Dataset content
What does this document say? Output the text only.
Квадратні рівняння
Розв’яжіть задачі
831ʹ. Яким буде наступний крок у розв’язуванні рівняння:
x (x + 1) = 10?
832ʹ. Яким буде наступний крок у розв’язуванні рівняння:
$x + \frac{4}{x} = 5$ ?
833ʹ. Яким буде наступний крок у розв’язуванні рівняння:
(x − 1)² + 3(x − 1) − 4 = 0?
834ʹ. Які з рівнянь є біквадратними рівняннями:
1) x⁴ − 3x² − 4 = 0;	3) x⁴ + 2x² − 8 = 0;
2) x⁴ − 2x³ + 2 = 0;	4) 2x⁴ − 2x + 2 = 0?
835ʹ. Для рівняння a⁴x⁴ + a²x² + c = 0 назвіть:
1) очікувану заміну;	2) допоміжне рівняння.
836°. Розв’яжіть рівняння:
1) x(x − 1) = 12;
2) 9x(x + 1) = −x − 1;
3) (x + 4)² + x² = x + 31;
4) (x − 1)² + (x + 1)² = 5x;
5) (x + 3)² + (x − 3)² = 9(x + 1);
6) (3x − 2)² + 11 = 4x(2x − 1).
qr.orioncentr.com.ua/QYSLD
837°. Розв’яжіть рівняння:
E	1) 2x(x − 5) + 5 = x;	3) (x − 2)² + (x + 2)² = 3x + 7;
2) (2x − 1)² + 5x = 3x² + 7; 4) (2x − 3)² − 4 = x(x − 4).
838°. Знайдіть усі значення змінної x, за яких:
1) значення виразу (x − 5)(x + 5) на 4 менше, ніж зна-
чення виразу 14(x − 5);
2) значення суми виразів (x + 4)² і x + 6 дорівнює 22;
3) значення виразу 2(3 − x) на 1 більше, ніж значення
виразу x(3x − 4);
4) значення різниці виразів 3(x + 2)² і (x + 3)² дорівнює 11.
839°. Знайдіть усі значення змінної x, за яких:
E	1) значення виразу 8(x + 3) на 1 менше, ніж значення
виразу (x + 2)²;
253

Directions for this task
Which lines in the data above contain "буде"? Show each one.

The reply
831ʹ. Яким буде наступний крок у розв’язуванні рівняння:
832ʹ. Яким буде наступний крок у розв’язуванні рівняння:
833ʹ. Яким буде наступний крок у розв’язуванні рівняння:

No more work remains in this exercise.